# Task objective
Can the data below be echoed back word for word?

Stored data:

>> begin

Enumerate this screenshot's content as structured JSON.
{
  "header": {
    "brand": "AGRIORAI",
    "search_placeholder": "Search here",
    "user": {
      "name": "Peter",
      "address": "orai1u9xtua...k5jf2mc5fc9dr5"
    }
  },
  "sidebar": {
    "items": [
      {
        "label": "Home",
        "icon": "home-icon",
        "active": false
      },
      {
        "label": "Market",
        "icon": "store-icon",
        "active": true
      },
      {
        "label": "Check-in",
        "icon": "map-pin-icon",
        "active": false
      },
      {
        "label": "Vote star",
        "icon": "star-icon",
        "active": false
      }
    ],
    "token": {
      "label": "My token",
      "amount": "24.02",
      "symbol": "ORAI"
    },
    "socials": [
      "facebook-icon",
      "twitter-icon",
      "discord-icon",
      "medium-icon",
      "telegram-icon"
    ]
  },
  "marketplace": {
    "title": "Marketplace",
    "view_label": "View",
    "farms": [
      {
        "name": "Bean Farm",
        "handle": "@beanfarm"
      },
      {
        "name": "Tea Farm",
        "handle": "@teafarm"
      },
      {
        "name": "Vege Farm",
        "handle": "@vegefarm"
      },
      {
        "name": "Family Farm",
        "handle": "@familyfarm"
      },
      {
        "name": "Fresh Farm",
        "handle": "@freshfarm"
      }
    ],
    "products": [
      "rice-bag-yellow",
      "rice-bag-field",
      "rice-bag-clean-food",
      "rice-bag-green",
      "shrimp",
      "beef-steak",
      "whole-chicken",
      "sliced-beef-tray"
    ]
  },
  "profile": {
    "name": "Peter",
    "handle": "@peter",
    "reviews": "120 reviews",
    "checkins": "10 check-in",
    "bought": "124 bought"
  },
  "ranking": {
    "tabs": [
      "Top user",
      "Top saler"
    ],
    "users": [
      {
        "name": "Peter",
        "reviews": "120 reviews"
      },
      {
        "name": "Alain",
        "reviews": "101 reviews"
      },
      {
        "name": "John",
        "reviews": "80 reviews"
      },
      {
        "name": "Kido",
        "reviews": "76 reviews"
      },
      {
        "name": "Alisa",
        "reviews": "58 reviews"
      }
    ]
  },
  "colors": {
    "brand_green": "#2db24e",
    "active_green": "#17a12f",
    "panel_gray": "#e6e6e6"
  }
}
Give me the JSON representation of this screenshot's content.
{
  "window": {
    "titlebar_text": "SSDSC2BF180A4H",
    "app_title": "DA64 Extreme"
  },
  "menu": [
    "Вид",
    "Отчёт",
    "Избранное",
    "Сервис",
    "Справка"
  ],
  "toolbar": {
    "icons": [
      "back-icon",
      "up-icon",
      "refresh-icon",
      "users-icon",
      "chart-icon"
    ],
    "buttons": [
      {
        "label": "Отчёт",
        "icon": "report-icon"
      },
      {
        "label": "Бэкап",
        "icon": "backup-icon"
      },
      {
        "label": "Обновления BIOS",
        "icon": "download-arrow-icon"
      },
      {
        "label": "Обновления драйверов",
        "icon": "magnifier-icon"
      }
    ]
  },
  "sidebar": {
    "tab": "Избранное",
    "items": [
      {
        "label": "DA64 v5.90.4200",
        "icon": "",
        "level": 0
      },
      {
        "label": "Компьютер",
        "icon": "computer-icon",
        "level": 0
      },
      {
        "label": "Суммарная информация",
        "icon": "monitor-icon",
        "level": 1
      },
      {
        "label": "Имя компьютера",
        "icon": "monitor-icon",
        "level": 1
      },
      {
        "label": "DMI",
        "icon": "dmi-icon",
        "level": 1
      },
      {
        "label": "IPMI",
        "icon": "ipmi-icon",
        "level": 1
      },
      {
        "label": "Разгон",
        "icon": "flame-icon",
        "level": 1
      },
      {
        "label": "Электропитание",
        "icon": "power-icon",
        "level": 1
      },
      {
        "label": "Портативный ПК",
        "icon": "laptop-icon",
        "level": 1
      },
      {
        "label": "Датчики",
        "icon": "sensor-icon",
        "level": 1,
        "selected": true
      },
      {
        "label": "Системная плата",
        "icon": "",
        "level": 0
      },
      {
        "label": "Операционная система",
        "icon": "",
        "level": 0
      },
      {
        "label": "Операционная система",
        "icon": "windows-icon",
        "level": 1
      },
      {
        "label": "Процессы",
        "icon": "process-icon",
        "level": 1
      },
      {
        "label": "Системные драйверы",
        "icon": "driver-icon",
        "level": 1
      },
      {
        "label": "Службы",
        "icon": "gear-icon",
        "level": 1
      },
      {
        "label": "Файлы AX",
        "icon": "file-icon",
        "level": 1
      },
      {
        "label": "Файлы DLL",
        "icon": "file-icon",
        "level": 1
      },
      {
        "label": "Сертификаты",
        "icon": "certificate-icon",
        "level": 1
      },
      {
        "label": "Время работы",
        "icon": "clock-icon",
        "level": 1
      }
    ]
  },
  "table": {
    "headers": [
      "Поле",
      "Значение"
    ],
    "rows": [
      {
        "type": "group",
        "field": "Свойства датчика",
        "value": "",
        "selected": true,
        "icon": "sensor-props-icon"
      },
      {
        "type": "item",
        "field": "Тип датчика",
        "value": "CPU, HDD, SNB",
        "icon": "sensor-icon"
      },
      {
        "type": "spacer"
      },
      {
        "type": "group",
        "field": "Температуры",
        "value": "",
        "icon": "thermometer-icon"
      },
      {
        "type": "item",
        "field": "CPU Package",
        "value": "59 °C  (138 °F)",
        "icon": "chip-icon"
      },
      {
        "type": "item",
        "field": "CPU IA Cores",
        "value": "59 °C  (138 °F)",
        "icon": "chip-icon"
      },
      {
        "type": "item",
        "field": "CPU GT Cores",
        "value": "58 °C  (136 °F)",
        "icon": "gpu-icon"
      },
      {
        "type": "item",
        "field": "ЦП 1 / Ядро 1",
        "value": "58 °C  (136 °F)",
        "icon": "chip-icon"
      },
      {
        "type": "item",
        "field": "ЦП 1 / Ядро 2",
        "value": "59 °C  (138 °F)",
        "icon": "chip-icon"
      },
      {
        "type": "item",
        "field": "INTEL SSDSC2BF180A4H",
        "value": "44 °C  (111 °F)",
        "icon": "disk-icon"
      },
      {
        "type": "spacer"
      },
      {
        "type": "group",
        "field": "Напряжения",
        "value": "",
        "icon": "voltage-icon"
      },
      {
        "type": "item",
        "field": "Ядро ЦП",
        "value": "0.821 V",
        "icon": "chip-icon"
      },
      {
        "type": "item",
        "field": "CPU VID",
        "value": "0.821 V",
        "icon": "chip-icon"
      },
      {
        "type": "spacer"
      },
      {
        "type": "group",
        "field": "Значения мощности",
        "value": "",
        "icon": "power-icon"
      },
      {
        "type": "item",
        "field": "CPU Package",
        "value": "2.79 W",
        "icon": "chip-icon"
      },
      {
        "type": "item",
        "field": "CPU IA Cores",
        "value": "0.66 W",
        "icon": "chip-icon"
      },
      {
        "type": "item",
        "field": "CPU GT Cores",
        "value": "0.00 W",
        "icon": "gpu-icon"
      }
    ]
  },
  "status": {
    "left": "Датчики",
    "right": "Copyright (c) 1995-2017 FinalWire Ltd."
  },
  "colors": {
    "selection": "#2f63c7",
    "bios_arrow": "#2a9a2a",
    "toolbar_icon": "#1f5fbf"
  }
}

>> end

# Task output
Enumerate this screenshot's content as structured JSON.
{
  "header": {
    "brand": "AGRIORAI",
    "search_placeholder": "Search here",
    "user": {
      "name": "Peter",
      "address": "orai1u9xtua...k5jf2mc5fc9dr5"
    }
  },
  "sidebar": {
    "items": [
      {
        "label": "Home",
        "icon": "home-icon",
        "active": false
      },
      {
        "label": "Market",
        "icon": "store-icon",
        "active": true
      },
      {
        "label": "Check-in",
        "icon": "map-pin-icon",
        "active": false
      },
      {
        "label": "Vote star",
        "icon": "star-icon",
        "active": false
      }
    ],
    "token": {
      "label": "My token",
      "amount": "24.02",
      "symbol": "ORAI"
    },
    "socials": [
      "facebook-icon",
      "twitter-icon",
      "discord-icon",
      "medium-icon",
      "telegram-icon"
    ]
  },
  "marketplace": {
    "title": "Marketplace",
    "view_label": "View",
    "farms": [
      {
        "name": "Bean Farm",
        "handle": "@beanfarm"
      },
      {
        "name": "Tea Farm",
        "handle": "@teafarm"
      },
      {
        "name": "Vege Farm",
        "handle": "@vegefarm"
      },
      {
        "name": "Family Farm",
        "handle": "@familyfarm"
      },
      {
        "name": "Fresh Farm",
        "handle": "@freshfarm"
      }
    ],
    "products": [
      "rice-bag-yellow",
      "rice-bag-field",
      "rice-bag-clean-food",
      "rice-bag-green",
      "shrimp",
      "beef-steak",
      "whole-chicken",
      "sliced-beef-tray"
    ]
  },
  "profile": {
    "name": "Peter",
    "handle": "@peter",
    "reviews": "120 reviews",
    "checkins": "10 check-in",
    "bought": "124 bought"
  },
  "ranking": {
    "tabs": [
      "Top user",
      "Top saler"
    ],
    "users": [
      {
        "name": "Peter",
        "reviews": "120 reviews"
      },
      {
        "name": "Alain",
        "reviews": "101 reviews"
      },
      {
        "name": "John",
        "reviews": "80 reviews"
      },
      {
        "name": "Kido",
        "reviews": "76 reviews"
      },
      {
        "name": "Alisa",
        "reviews": "58 reviews"
      }
    ]
  },
  "colors": {
    "brand_green": "#2db24e",
    "active_green": "#17a12f",
    "panel_gray": "#e6e6e6"
  }
}
Give me the JSON representation of this screenshot's content.
{
  "window": {
    "titlebar_text": "SSDSC2BF180A4H",
    "app_title": "DA64 Extreme"
  },
  "menu": [
    "Вид",
    "Отчёт",
    "Избранное",
    "Сервис",
    "Справка"
  ],
  "toolbar": {
    "icons": [
      "back-icon",
      "up-icon",
      "refresh-icon",
      "users-icon",
      "chart-icon"
    ],
    "buttons": [
      {
        "label": "Отчёт",
        "icon": "report-icon"
      },
      {
        "label": "Бэкап",
        "icon": "backup-icon"
      },
      {
        "label": "Обновления BIOS",
        "icon": "download-arrow-icon"
      },
      {
        "label": "Обновления драйверов",
        "icon": "magnifier-icon"
      }
    ]
  },
  "sidebar": {
    "tab": "Избранное",
    "items": [
      {
        "label": "DA64 v5.90.4200",
        "icon": "",
        "level": 0
      },
      {
        "label": "Компьютер",
        "icon": "computer-icon",
        "level": 0
      },
      {
        "label": "Суммарная информация",
        "icon": "monitor-icon",
        "level": 1
      },
      {
        "label": "Имя компьютера",
        "icon": "monitor-icon",
        "level": 1
      },
      {
        "label": "DMI",
        "icon": "dmi-icon",
        "level": 1
      },
      {
        "label": "IPMI",
        "icon": "ipmi-icon",
        "level": 1
      },
      {
        "label": "Разгон",
        "icon": "flame-icon",
        "level": 1
      },
      {
        "label": "Электропитание",
        "icon": "power-icon",
        "level": 1
      },
      {
        "label": "Портативный ПК",
        "icon": "laptop-icon",
        "level": 1
      },
      {
        "label": "Датчики",
        "icon": "sensor-icon",
        "level": 1,
        "selected": true
      },
      {
        "label": "Системная плата",
        "icon": "",
        "level": 0
      },
      {
        "label": "Операционная система",
        "icon": "",
        "level": 0
      },
      {
        "label": "Операционная система",
        "icon": "windows-icon",
        "level": 1
      },
      {
        "label": "Процессы",
        "icon": "process-icon",
        "level": 1
      },
      {
        "label": "Системные драйверы",
        "icon": "driver-icon",
        "level": 1
      },
      {
        "label": "Службы",
        "icon": "gear-icon",
        "level": 1
      },
      {
        "label": "Файлы AX",
        "icon": "file-icon",
        "level": 1
      },
      {
        "label": "Файлы DLL",
        "icon": "file-icon",
        "level": 1
      },
      {
        "label": "Сертификаты",
        "icon": "certificate-icon",
        "level": 1
      },
      {
        "label": "Время работы",
        "icon": "clock-icon",
        "level": 1
      }
    ]
  },
  "table": {
    "headers": [
      "Поле",
      "Значение"
    ],
    "rows": [
      {
        "type": "group",
        "field": "Свойства датчика",
        "value": "",
        "selected": true,
        "icon": "sensor-props-icon"
      },
      {
        "type": "item",
        "field": "Тип датчика",
        "value": "CPU, HDD, SNB",
        "icon": "sensor-icon"
      },
      {
        "type": "spacer"
      },
      {
        "type": "group",
        "field": "Температуры",
        "value": "",
        "icon": "thermometer-icon"
      },
      {
        "type": "item",
        "field": "CPU Package",
        "value": "59 °C  (138 °F)",
        "icon": "chip-icon"
      },
      {
        "type": "item",
        "field": "CPU IA Cores",
        "value": "59 °C  (138 °F)",
        "icon": "chip-icon"
      },
      {
        "type": "item",
        "field": "CPU GT Cores",
        "value": "58 °C  (136 °F)",
        "icon": "gpu-icon"
      },
      {
        "type": "item",
        "field": "ЦП 1 / Ядро 1",
        "value": "58 °C  (136 °F)",
        "icon": "chip-icon"
      },
      {
        "type": "item",
        "field": "ЦП 1 / Ядро 2",
        "value": "59 °C  (138 °F)",
        "icon": "chip-icon"
      },
      {
        "type": "item",
        "field": "INTEL SSDSC2BF180A4H",
        "value": "44 °C  (111 °F)",
        "icon": "disk-icon"
      },
      {
        "type": "spacer"
      },
      {
        "type": "group",
        "field": "Напряжения",
        "value": "",
        "icon": "voltage-icon"
      },
      {
        "type": "item",
        "field": "Ядро ЦП",
        "value": "0.821 V",
        "icon": "chip-icon"
      },
      {
        "type": "item",
        "field": "CPU VID",
        "value": "0.821 V",
        "icon": "chip-icon"
      },
      {
        "type": "spacer"
      },
      {
        "type": "group",
        "field": "Значения мощности",
        "value": "",
        "icon": "power-icon"
      },
      {
        "type": "item",
        "field": "CPU Package",
        "value": "2.79 W",
        "icon": "chip-icon"
      },
      {
        "type": "item",
        "field": "CPU IA Cores",
        "value": "0.66 W",
        "icon": "chip-icon"
      },
      {
        "type": "item",
        "field": "CPU GT Cores",
        "value": "0.00 W",
        "icon": "gpu-icon"
      }
    ]
  },
  "status": {
    "left": "Датчики",
    "right": "Copyright (c) 1995-2017 FinalWire Ltd."
  },
  "colors": {
    "selection": "#2f63c7",
    "bios_arrow": "#2a9a2a",
    "toolbar_icon": "#1f5fbf"
  }
}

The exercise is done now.